» **Task**
Copy every line of the data below word for word, leaving out the pictures.
--- begin ---
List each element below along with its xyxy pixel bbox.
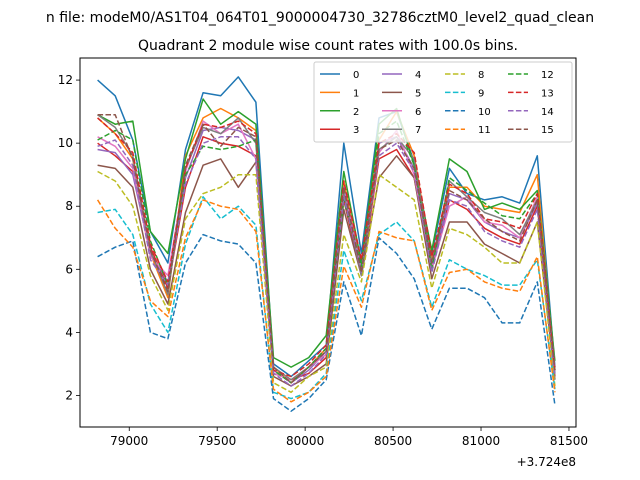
legend-label-15: 15 (541, 125, 554, 136)
series-line-13 (97, 117, 556, 378)
legend-label-1: 1 (353, 88, 359, 99)
legend-label-7: 7 (415, 125, 421, 136)
x-tick-label: 80500 (374, 434, 412, 448)
x-tick-label: 80000 (286, 434, 324, 448)
y-tick-label: 6 (65, 262, 73, 276)
y-tick-label: 12 (58, 73, 73, 87)
series-line-15 (97, 114, 556, 384)
series-line-2 (97, 98, 556, 368)
y-tick-label: 4 (65, 325, 73, 339)
x-tick-label: 79500 (198, 434, 236, 448)
chart-title: Quadrant 2 module wise count rates with … (138, 38, 518, 54)
x-tick-label: 79000 (110, 434, 148, 448)
legend-label-5: 5 (415, 88, 421, 99)
legend-label-9: 9 (478, 88, 484, 99)
legend-label-12: 12 (541, 70, 554, 81)
legend-label-14: 14 (541, 107, 554, 118)
y-axis: 2 4 6 8 10 12 (58, 73, 80, 402)
x-tick-label: 81500 (550, 434, 588, 448)
legend-label-13: 13 (541, 88, 554, 99)
legend-label-10: 10 (478, 107, 491, 118)
x-tick-label: 81000 (462, 434, 500, 448)
legend-frame (313, 61, 573, 143)
x-axis: 79000 79500 80000 80500 81000 81500 (110, 427, 588, 448)
x-axis-offset-label: +3.724e8 (517, 455, 576, 469)
series-line-8 (97, 170, 556, 394)
legend-label-4: 4 (415, 70, 421, 81)
series-line-14 (97, 136, 556, 387)
plot-frame (79, 57, 577, 428)
legend-label-3: 3 (353, 125, 359, 136)
series-line-10 (97, 233, 556, 412)
legend-label-2: 2 (353, 107, 359, 118)
y-tick-label: 10 (58, 136, 73, 150)
y-tick-label: 2 (65, 388, 73, 402)
legend-label-8: 8 (478, 70, 484, 81)
chart-suptitle: n file: modeM0/AS1T04_064T01_9000004730_… (46, 10, 594, 26)
legend-label-6: 6 (415, 107, 421, 118)
series-line-11 (96, 199, 556, 403)
legend-label-11: 11 (478, 125, 491, 136)
y-tick-label: 8 (65, 199, 73, 213)
series-layer (96, 76, 556, 412)
legend-label-0: 0 (353, 70, 359, 81)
--- end ---
» **Worked answer**
List each element below along with its xyxy pixel bbox.
legend-label-15: 15 (541, 125, 554, 136)
series-line-13 (97, 117, 556, 378)
legend-label-1: 1 (353, 88, 359, 99)
legend-label-7: 7 (415, 125, 421, 136)
x-tick-label: 80500 (374, 434, 412, 448)
x-tick-label: 80000 (286, 434, 324, 448)
y-tick-label: 6 (65, 262, 73, 276)
y-tick-label: 12 (58, 73, 73, 87)
series-line-15 (97, 114, 556, 384)
series-line-2 (97, 98, 556, 368)
y-tick-label: 4 (65, 325, 73, 339)
x-tick-label: 79500 (198, 434, 236, 448)
chart-title: Quadrant 2 module wise count rates with … (138, 38, 518, 54)
x-tick-label: 79000 (110, 434, 148, 448)
legend-label-5: 5 (415, 88, 421, 99)
legend-label-9: 9 (478, 88, 484, 99)
legend-label-12: 12 (541, 70, 554, 81)
legend-label-14: 14 (541, 107, 554, 118)
y-axis: 2 4 6 8 10 12 (58, 73, 80, 402)
x-tick-label: 81500 (550, 434, 588, 448)
legend-label-13: 13 (541, 88, 554, 99)
legend-label-10: 10 (478, 107, 491, 118)
x-tick-label: 81000 (462, 434, 500, 448)
legend-frame (313, 61, 573, 143)
x-axis: 79000 79500 80000 80500 81000 81500 (110, 427, 588, 448)
x-axis-offset-label: +3.724e8 (517, 455, 576, 469)
series-line-8 (97, 170, 556, 394)
legend-label-4: 4 (415, 70, 421, 81)
series-line-14 (97, 136, 556, 387)
plot-frame (79, 57, 577, 428)
legend-label-3: 3 (353, 125, 359, 136)
series-line-10 (97, 233, 556, 412)
legend-label-2: 2 (353, 107, 359, 118)
y-tick-label: 10 (58, 136, 73, 150)
y-tick-label: 2 (65, 388, 73, 402)
legend-label-8: 8 (478, 70, 484, 81)
chart-suptitle: n file: modeM0/AS1T04_064T01_9000004730_… (46, 10, 594, 26)
legend-label-6: 6 (415, 107, 421, 118)
series-line-11 (96, 199, 556, 403)
legend-label-11: 11 (478, 125, 491, 136)
y-tick-label: 8 (65, 199, 73, 213)
series-layer (96, 76, 556, 412)
legend-label-0: 0 (353, 70, 359, 81)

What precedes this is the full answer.